Stated exercise.
Collect every line that includes the string "text".
# start of Dataset records
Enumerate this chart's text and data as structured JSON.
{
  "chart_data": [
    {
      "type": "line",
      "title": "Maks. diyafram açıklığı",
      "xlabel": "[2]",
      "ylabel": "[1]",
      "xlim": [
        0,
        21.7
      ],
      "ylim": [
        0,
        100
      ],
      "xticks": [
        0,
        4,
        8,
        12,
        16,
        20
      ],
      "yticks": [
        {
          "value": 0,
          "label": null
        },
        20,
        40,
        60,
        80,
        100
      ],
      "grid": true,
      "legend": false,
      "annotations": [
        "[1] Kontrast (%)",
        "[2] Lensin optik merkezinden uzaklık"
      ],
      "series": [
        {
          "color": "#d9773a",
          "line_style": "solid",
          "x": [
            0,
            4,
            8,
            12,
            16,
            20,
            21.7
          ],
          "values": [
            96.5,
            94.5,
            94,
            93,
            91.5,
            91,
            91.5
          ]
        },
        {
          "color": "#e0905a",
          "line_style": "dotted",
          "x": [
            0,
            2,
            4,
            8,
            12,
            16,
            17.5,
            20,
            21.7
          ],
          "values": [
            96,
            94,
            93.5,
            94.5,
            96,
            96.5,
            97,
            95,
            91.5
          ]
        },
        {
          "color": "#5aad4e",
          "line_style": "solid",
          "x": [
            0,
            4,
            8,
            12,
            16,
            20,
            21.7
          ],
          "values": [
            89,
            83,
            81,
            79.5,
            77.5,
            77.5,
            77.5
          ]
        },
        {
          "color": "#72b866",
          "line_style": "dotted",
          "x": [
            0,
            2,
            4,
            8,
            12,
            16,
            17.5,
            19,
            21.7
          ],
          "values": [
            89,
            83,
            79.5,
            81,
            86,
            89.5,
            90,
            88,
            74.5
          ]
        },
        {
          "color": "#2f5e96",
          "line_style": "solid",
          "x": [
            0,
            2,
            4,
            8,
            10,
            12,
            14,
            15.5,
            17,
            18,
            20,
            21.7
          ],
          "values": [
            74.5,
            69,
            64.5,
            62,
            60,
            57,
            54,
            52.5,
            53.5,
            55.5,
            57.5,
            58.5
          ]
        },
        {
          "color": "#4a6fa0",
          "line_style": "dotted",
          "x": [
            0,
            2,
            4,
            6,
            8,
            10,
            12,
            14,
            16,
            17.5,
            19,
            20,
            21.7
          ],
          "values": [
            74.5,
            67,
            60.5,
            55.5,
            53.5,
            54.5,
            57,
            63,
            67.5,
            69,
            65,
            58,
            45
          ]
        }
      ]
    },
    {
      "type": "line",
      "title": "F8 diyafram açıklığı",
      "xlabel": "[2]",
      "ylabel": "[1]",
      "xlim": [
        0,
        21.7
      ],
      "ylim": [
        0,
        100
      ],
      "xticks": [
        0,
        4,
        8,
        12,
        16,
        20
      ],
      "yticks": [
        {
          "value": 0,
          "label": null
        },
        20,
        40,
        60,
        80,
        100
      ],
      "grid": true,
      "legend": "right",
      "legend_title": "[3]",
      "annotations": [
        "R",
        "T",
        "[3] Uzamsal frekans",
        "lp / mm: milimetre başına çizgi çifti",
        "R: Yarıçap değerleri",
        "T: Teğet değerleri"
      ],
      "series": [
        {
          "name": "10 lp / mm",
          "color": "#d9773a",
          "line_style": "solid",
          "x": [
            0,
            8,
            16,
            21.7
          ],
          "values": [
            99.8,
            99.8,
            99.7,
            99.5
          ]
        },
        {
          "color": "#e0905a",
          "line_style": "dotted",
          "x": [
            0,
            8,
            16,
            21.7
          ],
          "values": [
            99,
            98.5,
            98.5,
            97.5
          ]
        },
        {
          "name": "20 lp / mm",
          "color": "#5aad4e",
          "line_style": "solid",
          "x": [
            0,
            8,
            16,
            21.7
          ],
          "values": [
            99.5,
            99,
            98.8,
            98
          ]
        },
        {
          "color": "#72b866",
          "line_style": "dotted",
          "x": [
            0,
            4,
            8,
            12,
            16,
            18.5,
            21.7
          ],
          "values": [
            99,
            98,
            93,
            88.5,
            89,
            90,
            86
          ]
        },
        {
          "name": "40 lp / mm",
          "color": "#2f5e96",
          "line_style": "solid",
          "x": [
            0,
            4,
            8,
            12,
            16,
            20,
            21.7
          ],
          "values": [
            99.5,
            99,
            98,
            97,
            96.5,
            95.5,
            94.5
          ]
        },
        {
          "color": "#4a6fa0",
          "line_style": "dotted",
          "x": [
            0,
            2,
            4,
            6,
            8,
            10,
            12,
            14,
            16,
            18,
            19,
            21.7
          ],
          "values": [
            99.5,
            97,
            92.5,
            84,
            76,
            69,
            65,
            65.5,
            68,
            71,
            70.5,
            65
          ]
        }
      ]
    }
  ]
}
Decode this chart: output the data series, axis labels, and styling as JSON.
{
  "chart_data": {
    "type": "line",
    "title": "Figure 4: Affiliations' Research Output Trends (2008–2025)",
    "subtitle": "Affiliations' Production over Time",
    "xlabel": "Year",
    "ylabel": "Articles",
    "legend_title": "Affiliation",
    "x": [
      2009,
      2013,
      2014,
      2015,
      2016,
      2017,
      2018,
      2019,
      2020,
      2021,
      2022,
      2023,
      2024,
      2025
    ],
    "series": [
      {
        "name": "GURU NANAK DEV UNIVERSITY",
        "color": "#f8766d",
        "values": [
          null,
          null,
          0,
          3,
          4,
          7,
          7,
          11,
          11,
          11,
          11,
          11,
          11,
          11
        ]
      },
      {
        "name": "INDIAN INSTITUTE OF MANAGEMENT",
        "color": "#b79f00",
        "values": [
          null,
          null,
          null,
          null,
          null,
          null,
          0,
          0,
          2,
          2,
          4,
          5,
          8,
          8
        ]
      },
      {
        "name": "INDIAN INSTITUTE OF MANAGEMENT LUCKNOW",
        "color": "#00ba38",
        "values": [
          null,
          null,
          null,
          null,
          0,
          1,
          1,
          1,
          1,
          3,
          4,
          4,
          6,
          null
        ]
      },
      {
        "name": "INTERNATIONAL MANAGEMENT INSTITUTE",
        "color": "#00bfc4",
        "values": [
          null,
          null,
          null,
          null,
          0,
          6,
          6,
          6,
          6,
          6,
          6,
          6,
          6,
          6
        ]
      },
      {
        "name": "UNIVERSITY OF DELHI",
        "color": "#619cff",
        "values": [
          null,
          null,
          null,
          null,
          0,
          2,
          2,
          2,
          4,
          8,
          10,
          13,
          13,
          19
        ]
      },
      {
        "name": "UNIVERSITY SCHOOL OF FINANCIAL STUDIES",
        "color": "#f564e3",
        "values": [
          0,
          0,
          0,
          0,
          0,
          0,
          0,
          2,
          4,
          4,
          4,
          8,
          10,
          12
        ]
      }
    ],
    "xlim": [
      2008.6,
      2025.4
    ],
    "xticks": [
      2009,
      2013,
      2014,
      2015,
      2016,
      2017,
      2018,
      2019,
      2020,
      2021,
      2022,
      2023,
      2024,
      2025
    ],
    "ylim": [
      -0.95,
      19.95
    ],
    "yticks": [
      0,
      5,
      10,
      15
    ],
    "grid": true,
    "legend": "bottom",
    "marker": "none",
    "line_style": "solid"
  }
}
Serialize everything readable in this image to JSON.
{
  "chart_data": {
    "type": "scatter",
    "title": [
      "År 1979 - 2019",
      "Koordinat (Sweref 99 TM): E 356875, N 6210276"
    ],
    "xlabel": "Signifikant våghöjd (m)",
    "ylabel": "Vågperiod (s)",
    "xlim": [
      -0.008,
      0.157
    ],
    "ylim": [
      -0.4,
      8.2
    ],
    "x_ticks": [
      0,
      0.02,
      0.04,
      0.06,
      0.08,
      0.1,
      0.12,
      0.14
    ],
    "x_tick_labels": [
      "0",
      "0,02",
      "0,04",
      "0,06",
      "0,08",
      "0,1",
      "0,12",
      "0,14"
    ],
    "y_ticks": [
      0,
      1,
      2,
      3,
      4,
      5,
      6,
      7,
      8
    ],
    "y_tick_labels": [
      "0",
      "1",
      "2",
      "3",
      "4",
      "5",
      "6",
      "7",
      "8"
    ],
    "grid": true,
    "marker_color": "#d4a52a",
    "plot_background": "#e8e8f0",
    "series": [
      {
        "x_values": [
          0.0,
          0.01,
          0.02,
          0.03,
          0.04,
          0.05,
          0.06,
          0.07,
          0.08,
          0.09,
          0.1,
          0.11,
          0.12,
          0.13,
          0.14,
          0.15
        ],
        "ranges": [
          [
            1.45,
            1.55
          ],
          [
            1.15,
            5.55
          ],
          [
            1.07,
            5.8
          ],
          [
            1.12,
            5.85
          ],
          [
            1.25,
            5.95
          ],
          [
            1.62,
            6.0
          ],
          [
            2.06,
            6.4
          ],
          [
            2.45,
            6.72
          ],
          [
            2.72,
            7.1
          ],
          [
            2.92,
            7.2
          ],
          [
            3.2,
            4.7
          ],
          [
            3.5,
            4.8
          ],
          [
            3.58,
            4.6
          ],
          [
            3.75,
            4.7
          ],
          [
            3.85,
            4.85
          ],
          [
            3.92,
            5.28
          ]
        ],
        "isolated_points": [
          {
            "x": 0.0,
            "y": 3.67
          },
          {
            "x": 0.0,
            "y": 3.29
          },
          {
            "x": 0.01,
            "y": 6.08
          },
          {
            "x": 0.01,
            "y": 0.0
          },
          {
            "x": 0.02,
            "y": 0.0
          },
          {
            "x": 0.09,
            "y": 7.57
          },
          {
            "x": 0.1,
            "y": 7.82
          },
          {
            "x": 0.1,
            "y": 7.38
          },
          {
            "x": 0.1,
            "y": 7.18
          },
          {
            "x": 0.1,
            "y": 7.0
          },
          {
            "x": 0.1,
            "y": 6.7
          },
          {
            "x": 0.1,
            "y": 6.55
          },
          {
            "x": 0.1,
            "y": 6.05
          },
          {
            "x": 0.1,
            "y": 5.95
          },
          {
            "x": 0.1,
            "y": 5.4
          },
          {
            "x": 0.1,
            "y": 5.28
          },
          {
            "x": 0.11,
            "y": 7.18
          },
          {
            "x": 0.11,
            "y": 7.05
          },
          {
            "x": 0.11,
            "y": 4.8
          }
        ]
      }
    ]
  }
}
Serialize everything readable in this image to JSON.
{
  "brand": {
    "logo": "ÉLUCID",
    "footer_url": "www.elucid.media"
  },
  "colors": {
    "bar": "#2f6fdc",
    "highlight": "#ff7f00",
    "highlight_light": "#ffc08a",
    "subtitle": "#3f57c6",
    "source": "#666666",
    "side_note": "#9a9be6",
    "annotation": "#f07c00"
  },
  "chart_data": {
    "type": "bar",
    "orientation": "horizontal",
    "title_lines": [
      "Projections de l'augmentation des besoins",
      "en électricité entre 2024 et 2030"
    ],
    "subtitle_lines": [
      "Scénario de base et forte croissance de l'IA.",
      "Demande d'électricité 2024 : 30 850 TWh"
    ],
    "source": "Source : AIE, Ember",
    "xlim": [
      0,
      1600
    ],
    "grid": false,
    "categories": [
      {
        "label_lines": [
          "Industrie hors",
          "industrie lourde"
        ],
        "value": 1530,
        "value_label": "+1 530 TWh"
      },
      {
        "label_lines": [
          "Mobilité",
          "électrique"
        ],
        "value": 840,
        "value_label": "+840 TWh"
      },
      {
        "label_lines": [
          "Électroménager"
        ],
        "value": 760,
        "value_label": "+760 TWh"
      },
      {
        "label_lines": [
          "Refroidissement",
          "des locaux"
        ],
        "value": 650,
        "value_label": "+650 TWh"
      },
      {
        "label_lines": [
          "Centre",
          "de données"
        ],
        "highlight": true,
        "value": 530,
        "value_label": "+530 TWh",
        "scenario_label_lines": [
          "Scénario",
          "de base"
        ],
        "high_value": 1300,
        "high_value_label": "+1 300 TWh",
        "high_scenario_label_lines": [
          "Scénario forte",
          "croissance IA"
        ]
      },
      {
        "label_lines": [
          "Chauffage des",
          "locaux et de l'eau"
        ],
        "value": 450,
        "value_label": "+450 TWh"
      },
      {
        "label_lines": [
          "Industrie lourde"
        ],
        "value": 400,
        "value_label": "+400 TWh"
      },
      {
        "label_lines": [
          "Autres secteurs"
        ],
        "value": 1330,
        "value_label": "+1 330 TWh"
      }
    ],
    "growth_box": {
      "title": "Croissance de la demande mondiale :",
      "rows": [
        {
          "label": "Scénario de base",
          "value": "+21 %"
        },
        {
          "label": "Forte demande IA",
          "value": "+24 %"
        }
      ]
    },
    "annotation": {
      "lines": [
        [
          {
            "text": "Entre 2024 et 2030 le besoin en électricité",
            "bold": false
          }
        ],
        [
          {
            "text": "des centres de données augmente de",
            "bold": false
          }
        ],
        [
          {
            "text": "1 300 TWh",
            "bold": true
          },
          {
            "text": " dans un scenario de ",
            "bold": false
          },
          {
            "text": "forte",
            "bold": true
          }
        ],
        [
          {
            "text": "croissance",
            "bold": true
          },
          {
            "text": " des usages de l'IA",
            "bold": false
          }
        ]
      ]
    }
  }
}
# end of Dataset records
Task solution.
Enumerate this chart's text and data as structured JSON.
            "text": "Entre 2024 et 2030 le besoin en électricité",
            "text": "des centres de données augmente de",
            "text": "1 300 TWh",
            "text": " dans un scenario de ",
            "text": "forte",
            "text": "croissance",
            "text": " des usages de l'IA",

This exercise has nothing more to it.